INPUT FOR THIS TASK:

● ● ● ● ●

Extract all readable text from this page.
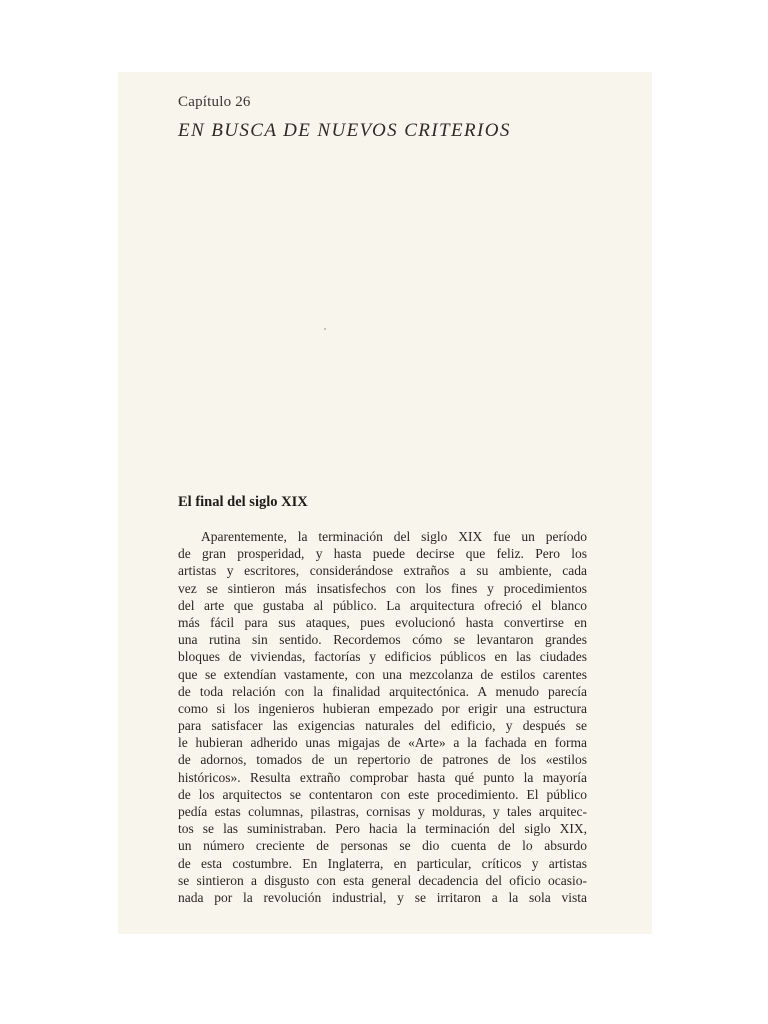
Capítulo 26
EN BUSCA DE NUEVOS CRITERIOS
El final del siglo XIX
Aparentemente, la terminación del siglo XIX fue un período
de gran prosperidad, y hasta puede decirse que feliz. Pero los
artistas y escritores, considerándose extraños a su ambiente, cada
vez se sintieron más insatisfechos con los fines y procedimientos
del arte que gustaba al público. La arquitectura ofreció el blanco
más fácil para sus ataques, pues evolucionó hasta convertirse en
una rutina sin sentido. Recordemos cómo se levantaron grandes
bloques de viviendas, factorías y edificios públicos en las ciudades
que se extendían vastamente, con una mezcolanza de estilos carentes
de toda relación con la finalidad arquitectónica. A menudo parecía
como si los ingenieros hubieran empezado por erigir una estructura
para satisfacer las exigencias naturales del edificio, y después se
le hubieran adherido unas migajas de «Arte» a la fachada en forma
de adornos, tomados de un repertorio de patrones de los «estilos
históricos». Resulta extraño comprobar hasta qué punto la mayoría
de los arquitectos se contentaron con este procedimiento. El público
pedía estas columnas, pilastras, cornisas y molduras, y tales arquitec-
tos se las suministraban. Pero hacia la terminación del siglo XIX,
un número creciente de personas se dio cuenta de lo absurdo
de esta costumbre. En Inglaterra, en particular, críticos y artistas
se sintieron a disgusto con esta general decadencia del oficio ocasio-
nada por la revolución industrial, y se irritaron a la sola vista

● ● ● ● ●

SET TASK: Without the pictures, repeat the listing above exactly.

FINISHED EXERCISE:
Extract all readable text from this page.
Capítulo 26
EN BUSCA DE NUEVOS CRITERIOS
El final del siglo XIX
Aparentemente, la terminación del siglo XIX fue un período
de gran prosperidad, y hasta puede decirse que feliz. Pero los
artistas y escritores, considerándose extraños a su ambiente, cada
vez se sintieron más insatisfechos con los fines y procedimientos
del arte que gustaba al público. La arquitectura ofreció el blanco
más fácil para sus ataques, pues evolucionó hasta convertirse en
una rutina sin sentido. Recordemos cómo se levantaron grandes
bloques de viviendas, factorías y edificios públicos en las ciudades
que se extendían vastamente, con una mezcolanza de estilos carentes
de toda relación con la finalidad arquitectónica. A menudo parecía
como si los ingenieros hubieran empezado por erigir una estructura
para satisfacer las exigencias naturales del edificio, y después se
le hubieran adherido unas migajas de «Arte» a la fachada en forma
de adornos, tomados de un repertorio de patrones de los «estilos
históricos». Resulta extraño comprobar hasta qué punto la mayoría
de los arquitectos se contentaron con este procedimiento. El público
pedía estas columnas, pilastras, cornisas y molduras, y tales arquitec-
tos se las suministraban. Pero hacia la terminación del siglo XIX,
un número creciente de personas se dio cuenta de lo absurdo
de esta costumbre. En Inglaterra, en particular, críticos y artistas
se sintieron a disgusto con esta general decadencia del oficio ocasio-
nada por la revolución industrial, y se irritaron a la sola vista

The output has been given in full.